### [What to work on]
Tally how many lines of these entries hold the string "MACDFS". Return the number alone.

### [The input]
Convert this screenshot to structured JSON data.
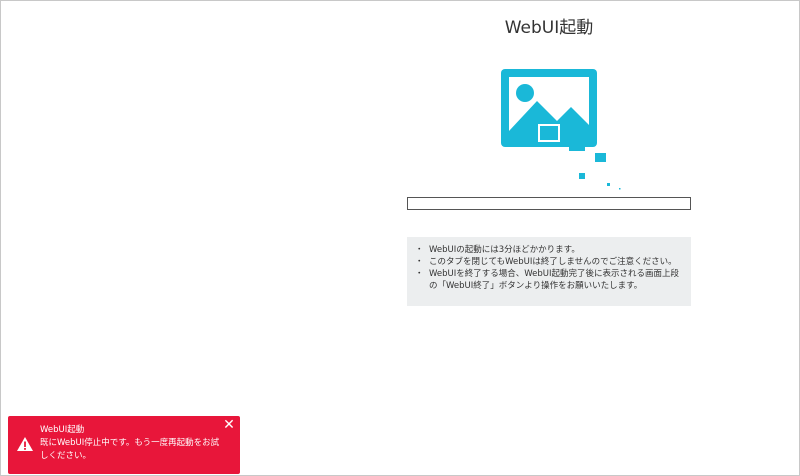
{
  "page": {
    "title": "WebUI起動"
  },
  "progress": {
    "fraction": 0
  },
  "notes": [
    "WebUIの起動には3分ほどかかります。",
    "このタブを閉じてもWebUIは終了しませんのでご注意ください。",
    "WebUIを終了する場合、WebUI起動完了後に表示される画面上段の「WebUI終了」ボタンより操作をお願いいたします。"
  ],
  "toast": {
    "title": "WebUI起動",
    "message": "既にWebUI停止中です。もう一度再起動をお試しください。",
    "close_icon": "close-icon",
    "warning_icon": "warning-icon",
    "color": "#e8163a"
  },
  "illustration": {
    "icon": "image-icon",
    "color": "#1ab8d8"
  }
}
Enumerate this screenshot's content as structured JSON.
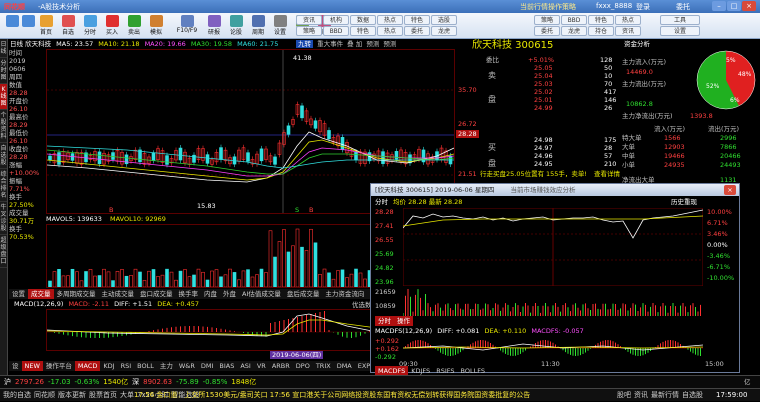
{
  "titlebar": {
    "logo": "同花顺",
    "suffix": "-A股技术分析",
    "center_link": "当前行情操作策略",
    "user": "fxxx_8888",
    "login": "登录",
    "ad": "委托"
  },
  "toolbar": {
    "buttons": [
      "首页",
      "自选",
      "分时",
      "买入",
      "卖出",
      "模拟",
      "F10/F9",
      "研报",
      "论股",
      "周期",
      "设置",
      "叠加",
      "画线",
      "九转",
      "分析",
      "操盘"
    ],
    "right_top": [
      "资讯",
      "机构",
      "数据",
      "热点",
      "特色",
      "选股",
      "工具",
      "设置"
    ],
    "right_bottom": [
      "策略",
      "BBD",
      "特色",
      "热点",
      "委托",
      "龙虎",
      "持仓",
      "资讯"
    ]
  },
  "left_tabs": [
    {
      "label": "日线",
      "active": false
    },
    {
      "label": "分时图",
      "active": false
    },
    {
      "label": "K线图",
      "active": true
    },
    {
      "label": "个股资料",
      "active": false
    },
    {
      "label": "自选股",
      "active": false
    },
    {
      "label": "综合排名",
      "active": false
    },
    {
      "label": "牛叉诊股",
      "active": false
    },
    {
      "label": "超级盘口",
      "active": false
    }
  ],
  "info_col": [
    {
      "t": "时间",
      "c": ""
    },
    {
      "t": "2019",
      "c": ""
    },
    {
      "t": "0606",
      "c": ""
    },
    {
      "t": "周四",
      "c": ""
    },
    {
      "t": "数值",
      "c": ""
    },
    {
      "t": "28.28",
      "c": "r"
    },
    {
      "t": "开盘价",
      "c": ""
    },
    {
      "t": "26.10",
      "c": "r"
    },
    {
      "t": "最高价",
      "c": ""
    },
    {
      "t": "28.29",
      "c": "r"
    },
    {
      "t": "最低价",
      "c": ""
    },
    {
      "t": "26.10",
      "c": "r"
    },
    {
      "t": "收盘价",
      "c": ""
    },
    {
      "t": "28.28",
      "c": "r"
    },
    {
      "t": "涨幅",
      "c": ""
    },
    {
      "t": "+10.00%",
      "c": "r"
    },
    {
      "t": "振幅",
      "c": ""
    },
    {
      "t": "7.71%",
      "c": "r"
    },
    {
      "t": "换手",
      "c": ""
    },
    {
      "t": "27.50%",
      "c": "y"
    },
    {
      "t": "成交量",
      "c": ""
    },
    {
      "t": "30.71万",
      "c": "y"
    },
    {
      "t": "换手",
      "c": ""
    },
    {
      "t": "70.53%",
      "c": "y"
    }
  ],
  "kline_header": {
    "prefix": "日线 欣天科技",
    "ma5": "MA5: 23.57",
    "ma10": "MA10: 21.18",
    "ma20": "MA20: 19.66",
    "ma30": "MA30: 19.58",
    "ma60": "MA60: 21.75",
    "tools": [
      "九转",
      "重大事件",
      "叠",
      "加",
      "预测",
      "预测"
    ]
  },
  "kline_labels": {
    "high_mark": "41.38",
    "low_mark": "15.83",
    "price_axis": [
      "35.70",
      "26.72",
      "21.51"
    ],
    "price_badge": "28.28",
    "markers": [
      "B",
      "S",
      "B"
    ]
  },
  "vol_header": {
    "a": "MAVOL5: 139633",
    "b": "MAVOL10: 92969"
  },
  "vol_tabs": [
    {
      "label": "设置",
      "on": false
    },
    {
      "label": "成交量",
      "on": true
    },
    {
      "label": "多周期成交量",
      "on": false
    },
    {
      "label": "主动成交量",
      "on": false
    },
    {
      "label": "盘口成交量",
      "on": false
    },
    {
      "label": "换手率",
      "on": false
    },
    {
      "label": "内盘",
      "on": false
    },
    {
      "label": "外盘",
      "on": false
    },
    {
      "label": "AI估值成交量",
      "on": false
    },
    {
      "label": "盘后成交量",
      "on": false
    },
    {
      "label": "主力资金流向",
      "on": false
    }
  ],
  "macd_header": {
    "a": "MACD(12,26,9)",
    "b": "MACD: -2.11",
    "c": "DIFF: +1.51",
    "d": "DEA: +0.457"
  },
  "macd_right": "优选数据",
  "date_badge": "2019-06-06(四)",
  "bottom_tabs": [
    {
      "label": "设",
      "on": false
    },
    {
      "label": "NEW",
      "on": true
    },
    {
      "label": "操作平台",
      "on": false
    },
    {
      "label": "MACD",
      "on": true
    },
    {
      "label": "KDJ",
      "on": false
    },
    {
      "label": "RSI",
      "on": false
    },
    {
      "label": "BOLL",
      "on": false
    },
    {
      "label": "主力",
      "on": false
    },
    {
      "label": "W&R",
      "on": false
    },
    {
      "label": "DMI",
      "on": false
    },
    {
      "label": "BIAS",
      "on": false
    },
    {
      "label": "ASI",
      "on": false
    },
    {
      "label": "VR",
      "on": false
    },
    {
      "label": "ARBR",
      "on": false
    },
    {
      "label": "DPO",
      "on": false
    },
    {
      "label": "TRIX",
      "on": false
    },
    {
      "label": "DMA",
      "on": false
    },
    {
      "label": "EXPMA",
      "on": false
    }
  ],
  "quote": {
    "name": "欣天科技 300615",
    "webi": "委比",
    "webi_val": "+5.01%",
    "webi_right": "128",
    "sell_label": [
      "卖",
      "盘"
    ],
    "buy_label": [
      "买",
      "盘"
    ],
    "sells": [
      {
        "p": "25.05",
        "v": "50"
      },
      {
        "p": "25.04",
        "v": "10"
      },
      {
        "p": "25.03",
        "v": "70"
      },
      {
        "p": "25.02",
        "v": "417"
      },
      {
        "p": "25.01",
        "v": "146"
      }
    ],
    "mid": {
      "p": "24.99",
      "v": "26"
    },
    "buys": [
      {
        "p": "24.98",
        "v": "175"
      },
      {
        "p": "24.97",
        "v": "28"
      },
      {
        "p": "24.96",
        "v": "57"
      },
      {
        "p": "24.95",
        "v": "210"
      }
    ],
    "footer_left": "行走买盘25.05位置有",
    "footer_mid": "155手，卖单!",
    "footer_right": "查看详情"
  },
  "fund": {
    "title": "资金分析",
    "inflow_label": "主力流入(万元)",
    "inflow_val": "14469.0",
    "outflow_label": "主力流出(万元)",
    "outflow_val": "10862.8",
    "net_label": "主力净流出(万元)",
    "net_val": "1393.8",
    "pie": [
      {
        "pct": "48%",
        "color": "#e02020"
      },
      {
        "pct": "52%",
        "color": "#20b020"
      },
      {
        "pct": "5%",
        "color": "#e02020"
      },
      {
        "pct": "6%",
        "color": "#20b020"
      }
    ],
    "table_head": [
      "流入(万元)",
      "流出(万元)"
    ],
    "rows": [
      {
        "k": "特大单",
        "in": "1566",
        "out": "2996"
      },
      {
        "k": "大单",
        "in": "12903",
        "out": "7866"
      },
      {
        "k": "中单",
        "in": "19466",
        "out": "20466"
      },
      {
        "k": "小单",
        "in": "24935",
        "out": "24493"
      }
    ],
    "last_row": "净流出大单",
    "last_val": "1131"
  },
  "intraday": {
    "title": "[欣天科技 300615] 2019-06-06 星期四",
    "subtitle": "当前市场赚钱效应分析",
    "header_left": "分时",
    "header_mid": "均价 28.28  最新 28.28",
    "header_right": "历史重现",
    "left_axis": [
      "28.28",
      "27.41",
      "26.55",
      "25.69",
      "24.82",
      "23.96"
    ],
    "right_axis": [
      "10.00%",
      "6.71%",
      "3.46%",
      "0.00%",
      "-3.46%",
      "-6.71%",
      "-10.00%"
    ],
    "vol_axis": [
      "21659",
      "10859"
    ],
    "macd_header": {
      "a": "MACDFS(12,26,9)",
      "b": "DIFF: +0.081",
      "c": "DEA: +0.110",
      "d": "MACDFS: -0.057"
    },
    "macd_axis": [
      "0.292",
      "0.162",
      "-0.292"
    ],
    "time_axis": [
      "09:30",
      "11:30",
      "15:00"
    ],
    "macd_left": [
      "+0.292",
      "+0.162",
      "-0.162",
      "-0.292"
    ],
    "tabs": [
      {
        "label": "MACDFS",
        "on": true
      },
      {
        "label": "KDJFS",
        "on": false
      },
      {
        "label": "RSIFS",
        "on": false
      },
      {
        "label": "BOLLFS",
        "on": false
      }
    ],
    "mini_tabs": [
      "分时",
      "操作"
    ]
  },
  "statusbar": {
    "items": [
      {
        "k": "沪",
        "v": "2797.26",
        "c": "red"
      },
      {
        "k": "",
        "v": "-17.03",
        "c": "green"
      },
      {
        "k": "",
        "v": "-0.63%",
        "c": "green"
      },
      {
        "k": "",
        "v": "1540亿",
        "c": "yellow"
      },
      {
        "k": "深",
        "v": "8902.63",
        "c": "red"
      },
      {
        "k": "",
        "v": "-75.89",
        "c": "green"
      },
      {
        "k": "",
        "v": "-0.85%",
        "c": "green"
      },
      {
        "k": "",
        "v": "1848亿",
        "c": "yellow"
      }
    ],
    "right_icon": "亿"
  },
  "bottombar": {
    "left": [
      "我的自选",
      "同花顺",
      "版本更新",
      "股票首页",
      "大单",
      "7x24小时",
      "智能选股"
    ],
    "news": "17:56 金口道：上交所1530美元/盎司关口  17:56 宣口港关于公司网络投资股东国有资权无偿划转获得国务院国资委批复的公告",
    "right": [
      "股吧",
      "资讯",
      "最新行情",
      "自选股"
    ],
    "time": "17:59:00"
  }
}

### [Response]
3